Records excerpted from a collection

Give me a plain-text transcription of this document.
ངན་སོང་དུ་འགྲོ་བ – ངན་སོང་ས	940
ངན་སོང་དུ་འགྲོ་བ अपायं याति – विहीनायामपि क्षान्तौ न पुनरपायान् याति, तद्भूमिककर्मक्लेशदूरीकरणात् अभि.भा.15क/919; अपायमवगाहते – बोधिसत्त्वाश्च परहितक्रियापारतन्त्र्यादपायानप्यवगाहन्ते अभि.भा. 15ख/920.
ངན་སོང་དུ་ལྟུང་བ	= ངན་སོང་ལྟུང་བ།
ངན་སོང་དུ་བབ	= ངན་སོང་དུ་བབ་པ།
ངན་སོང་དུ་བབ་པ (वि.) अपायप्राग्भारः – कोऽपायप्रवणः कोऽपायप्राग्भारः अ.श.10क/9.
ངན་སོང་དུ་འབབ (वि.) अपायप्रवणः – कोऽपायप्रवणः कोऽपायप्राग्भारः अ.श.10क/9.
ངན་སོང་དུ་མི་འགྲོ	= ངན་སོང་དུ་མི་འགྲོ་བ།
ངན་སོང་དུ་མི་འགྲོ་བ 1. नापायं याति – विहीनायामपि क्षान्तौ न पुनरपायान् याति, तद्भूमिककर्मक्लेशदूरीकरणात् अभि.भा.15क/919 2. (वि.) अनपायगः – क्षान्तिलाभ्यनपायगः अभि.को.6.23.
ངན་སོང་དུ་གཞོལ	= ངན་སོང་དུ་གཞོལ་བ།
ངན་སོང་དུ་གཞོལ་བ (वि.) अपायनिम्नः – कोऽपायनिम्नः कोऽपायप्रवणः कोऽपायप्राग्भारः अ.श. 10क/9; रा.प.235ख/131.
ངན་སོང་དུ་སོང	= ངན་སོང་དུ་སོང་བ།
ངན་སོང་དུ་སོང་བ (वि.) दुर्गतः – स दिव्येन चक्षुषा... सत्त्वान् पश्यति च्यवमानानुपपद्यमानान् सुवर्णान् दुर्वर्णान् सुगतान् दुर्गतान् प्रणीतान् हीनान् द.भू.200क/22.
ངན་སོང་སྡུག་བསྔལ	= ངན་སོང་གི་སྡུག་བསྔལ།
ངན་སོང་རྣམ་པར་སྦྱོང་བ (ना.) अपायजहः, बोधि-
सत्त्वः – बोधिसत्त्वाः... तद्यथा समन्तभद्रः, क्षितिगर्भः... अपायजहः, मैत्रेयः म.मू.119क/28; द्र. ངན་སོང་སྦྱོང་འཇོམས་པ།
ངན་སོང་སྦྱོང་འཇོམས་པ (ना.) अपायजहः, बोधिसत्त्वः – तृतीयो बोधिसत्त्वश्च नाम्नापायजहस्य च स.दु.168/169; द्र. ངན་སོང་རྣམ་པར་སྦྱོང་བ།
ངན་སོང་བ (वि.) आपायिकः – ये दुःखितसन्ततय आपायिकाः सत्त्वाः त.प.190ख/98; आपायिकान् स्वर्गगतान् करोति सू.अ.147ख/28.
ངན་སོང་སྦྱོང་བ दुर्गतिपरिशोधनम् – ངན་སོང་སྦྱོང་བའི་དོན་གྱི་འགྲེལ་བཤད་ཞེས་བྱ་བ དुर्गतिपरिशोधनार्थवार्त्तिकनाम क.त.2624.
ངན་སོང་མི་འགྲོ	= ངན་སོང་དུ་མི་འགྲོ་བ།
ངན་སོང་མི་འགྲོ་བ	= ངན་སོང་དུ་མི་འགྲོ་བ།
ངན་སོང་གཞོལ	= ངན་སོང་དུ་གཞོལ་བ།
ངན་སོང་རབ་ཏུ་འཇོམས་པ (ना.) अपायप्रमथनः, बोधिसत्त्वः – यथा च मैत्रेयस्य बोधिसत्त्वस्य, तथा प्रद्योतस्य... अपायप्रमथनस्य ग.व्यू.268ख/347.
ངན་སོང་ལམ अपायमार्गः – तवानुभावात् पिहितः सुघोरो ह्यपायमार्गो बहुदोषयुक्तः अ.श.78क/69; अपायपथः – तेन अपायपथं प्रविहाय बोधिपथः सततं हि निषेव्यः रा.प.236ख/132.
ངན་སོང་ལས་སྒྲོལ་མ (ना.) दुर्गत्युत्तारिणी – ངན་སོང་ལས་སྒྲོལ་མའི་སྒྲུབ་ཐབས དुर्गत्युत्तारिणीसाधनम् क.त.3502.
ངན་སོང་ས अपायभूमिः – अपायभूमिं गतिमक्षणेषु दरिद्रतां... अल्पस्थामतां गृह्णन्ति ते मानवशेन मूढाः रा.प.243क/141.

Given request: Please copy out each record, character for character.

Exercise answer:
Give me a plain-text transcription of this document.
ངན་སོང་དུ་འགྲོ་བ – ངན་སོང་ས	940
ངན་སོང་དུ་འགྲོ་བ अपायं याति – विहीनायामपि क्षान्तौ न पुनरपायान् याति, तद्भूमिककर्मक्लेशदूरीकरणात् अभि.भा.15क/919; अपायमवगाहते – बोधिसत्त्वाश्च परहितक्रियापारतन्त्र्यादपायानप्यवगाहन्ते अभि.भा. 15ख/920.
ངན་སོང་དུ་ལྟུང་བ	= ངན་སོང་ལྟུང་བ།
ངན་སོང་དུ་བབ	= ངན་སོང་དུ་བབ་པ།
ངན་སོང་དུ་བབ་པ (वि.) अपायप्राग्भारः – कोऽपायप्रवणः कोऽपायप्राग्भारः अ.श.10क/9.
ངན་སོང་དུ་འབབ (वि.) अपायप्रवणः – कोऽपायप्रवणः कोऽपायप्राग्भारः अ.श.10क/9.
ངན་སོང་དུ་མི་འགྲོ	= ངན་སོང་དུ་མི་འགྲོ་བ།
ངན་སོང་དུ་མི་འགྲོ་བ 1. नापायं याति – विहीनायामपि क्षान्तौ न पुनरपायान् याति, तद्भूमिककर्मक्लेशदूरीकरणात् अभि.भा.15क/919 2. (वि.) अनपायगः – क्षान्तिलाभ्यनपायगः अभि.को.6.23.
ངན་སོང་དུ་གཞོལ	= ངན་སོང་དུ་གཞོལ་བ།
ངན་སོང་དུ་གཞོལ་བ (वि.) अपायनिम्नः – कोऽपायनिम्नः कोऽपायप्रवणः कोऽपायप्राग्भारः अ.श. 10क/9; रा.प.235ख/131.
ངན་སོང་དུ་སོང	= ངན་སོང་དུ་སོང་བ།
ངན་སོང་དུ་སོང་བ (वि.) दुर्गतः – स दिव्येन चक्षुषा... सत्त्वान् पश्यति च्यवमानानुपपद्यमानान् सुवर्णान् दुर्वर्णान् सुगतान् दुर्गतान् प्रणीतान् हीनान् द.भू.200क/22.
ངན་སོང་སྡུག་བསྔལ	= ངན་སོང་གི་སྡུག་བསྔལ།
ངན་སོང་རྣམ་པར་སྦྱོང་བ (ना.) अपायजहः, बोधि-
सत्त्वः – बोधिसत्त्वाः... तद्यथा समन्तभद्रः, क्षितिगर्भः... अपायजहः, मैत्रेयः म.मू.119क/28; द्र. ངན་སོང་སྦྱོང་འཇོམས་པ།
ངན་སོང་སྦྱོང་འཇོམས་པ (ना.) अपायजहः, बोधिसत्त्वः – तृतीयो बोधिसत्त्वश्च नाम्नापायजहस्य च स.दु.168/169; द्र. ངན་སོང་རྣམ་པར་སྦྱོང་བ།
ངན་སོང་བ (वि.) आपायिकः – ये दुःखितसन्ततय आपायिकाः सत्त्वाः त.प.190ख/98; आपायिकान् स्वर्गगतान् करोति सू.अ.147ख/28.
ངན་སོང་སྦྱོང་བ दुर्गतिपरिशोधनम् – ངན་སོང་སྦྱོང་བའི་དོན་གྱི་འགྲེལ་བཤད་ཞེས་བྱ་བ དुर्गतिपरिशोधनार्थवार्त्तिकनाम क.त.2624.
ངན་སོང་མི་འགྲོ	= ངན་སོང་དུ་མི་འགྲོ་བ།
ངན་སོང་མི་འགྲོ་བ	= ངན་སོང་དུ་མི་འགྲོ་བ།
ངན་སོང་གཞོལ	= ངན་སོང་དུ་གཞོལ་བ།
ངན་སོང་རབ་ཏུ་འཇོམས་པ (ना.) अपायप्रमथनः, बोधिसत्त्वः – यथा च मैत्रेयस्य बोधिसत्त्वस्य, तथा प्रद्योतस्य... अपायप्रमथनस्य ग.व्यू.268ख/347.
ངན་སོང་ལམ अपायमार्गः – तवानुभावात् पिहितः सुघोरो ह्यपायमार्गो बहुदोषयुक्तः अ.श.78क/69; अपायपथः – तेन अपायपथं प्रविहाय बोधिपथः सततं हि निषेव्यः रा.प.236ख/132.
ངན་སོང་ལས་སྒྲོལ་མ (ना.) दुर्गत्युत्तारिणी – ངན་སོང་ལས་སྒྲོལ་མའི་སྒྲུབ་ཐབས དुर्गत्युत्तारिणीसाधनम् क.त.3502.
ངན་སོང་ས अपायभूमिः – अपायभूमिं गतिमक्षणेषु दरिद्रतां... अल्पस्थामतां गृह्णन्ति ते मानवशेन मूढाः रा.प.243क/141.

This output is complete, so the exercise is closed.